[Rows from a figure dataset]
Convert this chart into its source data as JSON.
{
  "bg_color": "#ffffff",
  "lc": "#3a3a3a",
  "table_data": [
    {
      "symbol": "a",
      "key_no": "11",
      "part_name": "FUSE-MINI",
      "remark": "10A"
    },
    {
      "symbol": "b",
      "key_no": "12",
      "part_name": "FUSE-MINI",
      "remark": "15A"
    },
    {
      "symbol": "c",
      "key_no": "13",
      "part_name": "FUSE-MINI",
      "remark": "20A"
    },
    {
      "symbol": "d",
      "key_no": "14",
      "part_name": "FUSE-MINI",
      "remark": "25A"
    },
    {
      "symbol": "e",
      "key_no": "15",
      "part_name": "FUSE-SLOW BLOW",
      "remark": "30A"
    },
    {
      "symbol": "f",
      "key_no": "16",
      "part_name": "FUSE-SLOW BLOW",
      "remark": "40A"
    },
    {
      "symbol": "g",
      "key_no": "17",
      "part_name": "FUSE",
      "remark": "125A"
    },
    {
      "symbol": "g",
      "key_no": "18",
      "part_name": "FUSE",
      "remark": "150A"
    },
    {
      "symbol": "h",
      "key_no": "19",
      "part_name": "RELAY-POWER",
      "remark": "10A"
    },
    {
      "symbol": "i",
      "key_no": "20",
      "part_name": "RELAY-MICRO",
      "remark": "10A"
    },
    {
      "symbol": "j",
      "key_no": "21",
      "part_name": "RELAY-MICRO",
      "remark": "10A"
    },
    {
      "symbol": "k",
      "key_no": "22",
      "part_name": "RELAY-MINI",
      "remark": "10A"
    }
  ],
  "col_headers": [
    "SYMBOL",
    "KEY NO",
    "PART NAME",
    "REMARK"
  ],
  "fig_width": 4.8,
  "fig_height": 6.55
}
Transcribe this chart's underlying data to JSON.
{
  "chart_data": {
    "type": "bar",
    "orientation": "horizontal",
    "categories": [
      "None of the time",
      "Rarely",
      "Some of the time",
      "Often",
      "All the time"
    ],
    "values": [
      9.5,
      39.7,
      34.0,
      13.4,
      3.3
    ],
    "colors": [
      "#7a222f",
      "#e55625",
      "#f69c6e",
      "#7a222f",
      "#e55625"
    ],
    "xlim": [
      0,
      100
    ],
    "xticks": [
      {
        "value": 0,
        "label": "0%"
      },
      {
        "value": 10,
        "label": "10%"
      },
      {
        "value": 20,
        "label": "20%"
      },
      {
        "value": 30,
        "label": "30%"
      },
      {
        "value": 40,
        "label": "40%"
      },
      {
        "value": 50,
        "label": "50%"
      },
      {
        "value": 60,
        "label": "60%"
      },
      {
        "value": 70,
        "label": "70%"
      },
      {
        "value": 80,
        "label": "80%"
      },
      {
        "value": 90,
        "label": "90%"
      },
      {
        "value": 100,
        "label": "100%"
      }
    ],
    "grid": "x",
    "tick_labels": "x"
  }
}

◆ Aim of the task ◆
Print the material above once more, exactly.

◆ Complete answer ◆
Convert this chart into its source data as JSON.
{
  "bg_color": "#ffffff",
  "lc": "#3a3a3a",
  "table_data": [
    {
      "symbol": "a",
      "key_no": "11",
      "part_name": "FUSE-MINI",
      "remark": "10A"
    },
    {
      "symbol": "b",
      "key_no": "12",
      "part_name": "FUSE-MINI",
      "remark": "15A"
    },
    {
      "symbol": "c",
      "key_no": "13",
      "part_name": "FUSE-MINI",
      "remark": "20A"
    },
    {
      "symbol": "d",
      "key_no": "14",
      "part_name": "FUSE-MINI",
      "remark": "25A"
    },
    {
      "symbol": "e",
      "key_no": "15",
      "part_name": "FUSE-SLOW BLOW",
      "remark": "30A"
    },
    {
      "symbol": "f",
      "key_no": "16",
      "part_name": "FUSE-SLOW BLOW",
      "remark": "40A"
    },
    {
      "symbol": "g",
      "key_no": "17",
      "part_name": "FUSE",
      "remark": "125A"
    },
    {
      "symbol": "g",
      "key_no": "18",
      "part_name": "FUSE",
      "remark": "150A"
    },
    {
      "symbol": "h",
      "key_no": "19",
      "part_name": "RELAY-POWER",
      "remark": "10A"
    },
    {
      "symbol": "i",
      "key_no": "20",
      "part_name": "RELAY-MICRO",
      "remark": "10A"
    },
    {
      "symbol": "j",
      "key_no": "21",
      "part_name": "RELAY-MICRO",
      "remark": "10A"
    },
    {
      "symbol": "k",
      "key_no": "22",
      "part_name": "RELAY-MINI",
      "remark": "10A"
    }
  ],
  "col_headers": [
    "SYMBOL",
    "KEY NO",
    "PART NAME",
    "REMARK"
  ],
  "fig_width": 4.8,
  "fig_height": 6.55
}
Transcribe this chart's underlying data to JSON.
{
  "chart_data": {
    "type": "bar",
    "orientation": "horizontal",
    "categories": [
      "None of the time",
      "Rarely",
      "Some of the time",
      "Often",
      "All the time"
    ],
    "values": [
      9.5,
      39.7,
      34.0,
      13.4,
      3.3
    ],
    "colors": [
      "#7a222f",
      "#e55625",
      "#f69c6e",
      "#7a222f",
      "#e55625"
    ],
    "xlim": [
      0,
      100
    ],
    "xticks": [
      {
        "value": 0,
        "label": "0%"
      },
      {
        "value": 10,
        "label": "10%"
      },
      {
        "value": 20,
        "label": "20%"
      },
      {
        "value": 30,
        "label": "30%"
      },
      {
        "value": 40,
        "label": "40%"
      },
      {
        "value": 50,
        "label": "50%"
      },
      {
        "value": 60,
        "label": "60%"
      },
      {
        "value": 70,
        "label": "70%"
      },
      {
        "value": 80,
        "label": "80%"
      },
      {
        "value": 90,
        "label": "90%"
      },
      {
        "value": 100,
        "label": "100%"
      }
    ],
    "grid": "x",
    "tick_labels": "x"
  }
}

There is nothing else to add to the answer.